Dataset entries
--------------------------------------------------
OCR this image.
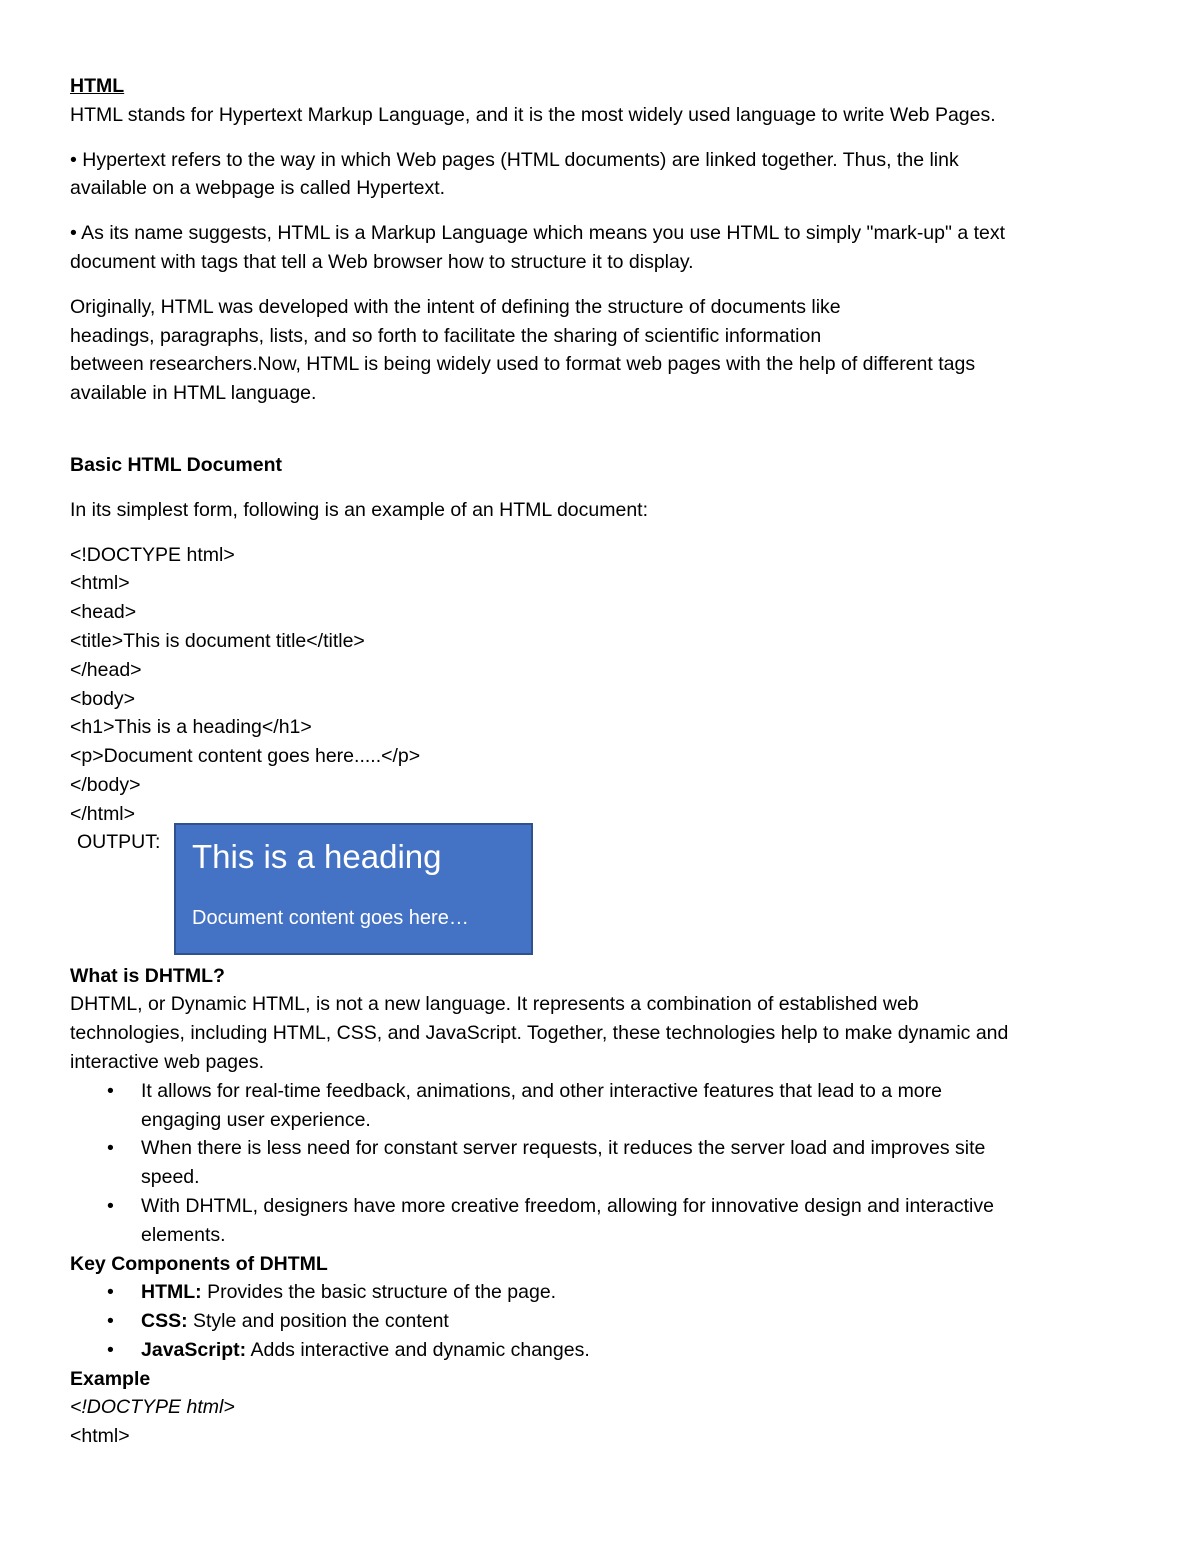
HTML
HTML stands for Hypertext Markup Language, and it is the most widely used language to write Web Pages.
• Hypertext refers to the way in which Web pages (HTML documents) are linked together. Thus, the link
available on a webpage is called Hypertext.
• As its name suggests, HTML is a Markup Language which means you use HTML to simply "mark-up" a text
document with tags that tell a Web browser how to structure it to display.
Originally, HTML was developed with the intent of defining the structure of documents like
headings, paragraphs, lists, and so forth to facilitate the sharing of scientific information
between researchers.Now, HTML is being widely used to format web pages with the help of different tags
available in HTML language.
Basic HTML Document
In its simplest form, following is an example of an HTML document:
<!DOCTYPE html>
<html>
<head>
<title>This is document title</title>
</head>
<body>
<h1>This is a heading</h1>
<p>Document content goes here.....</p>
</body>
</html>
OUTPUT: This is a heading
Document content goes here…
What is DHTML?
DHTML, or Dynamic HTML, is not a new language. It represents a combination of established web
technologies, including HTML, CSS, and JavaScript. Together, these technologies help to make dynamic and
interactive web pages.
• It allows for real-time feedback, animations, and other interactive features that lead to a more
engaging user experience.
• When there is less need for constant server requests, it reduces the server load and improves site
speed.
• With DHTML, designers have more creative freedom, allowing for innovative design and interactive
elements.
Key Components of DHTML
• HTML: Provides the basic structure of the page.
• CSS: Style and position the content
• JavaScript: Adds interactive and dynamic changes.
Example
<!DOCTYPE html>
<html>
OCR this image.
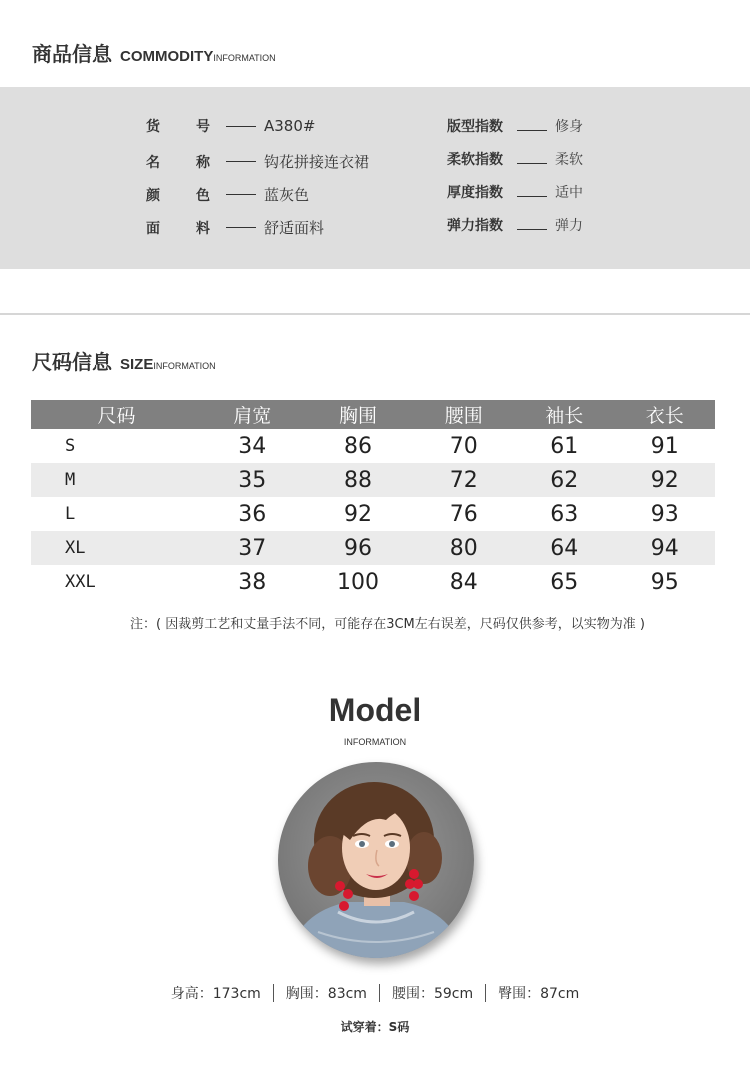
商品信息 COMMODITY INFORMATION
货	号	A380#
名	称	钩花拼接连衣裙
颜	色	蓝灰色
面	料	舒适面料
版型指数	修身
柔软指数	柔软
厚度指数	适中
弹力指数	弹力
尺码信息 SIZE INFORMATION
尺码	肩宽	胸围	腰围	袖长	衣长
S	34	86	70	61	91
M	35	88	72	62	92
L	36	92	76	63	93
XL	37	96	80	64	94
XXL	38	100	84	65	95
注：( 因裁剪工艺和丈量手法不同，可能存在3CM左右误差，尺码仅供参考，以实物为准 )
Model
INFORMATION
身高：173cm	胸围：83cm	腰围：59cm	臀围：87cm
试穿着：S码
--------------------------------------------------
• Directions for this task
Identify the lines above with the word "more". Copy them.

• Task response
• It allows for real-time feedback, animations, and other interactive features that lead to a more
• With DHTML, designers have more creative freedom, allowing for innovative design and interactive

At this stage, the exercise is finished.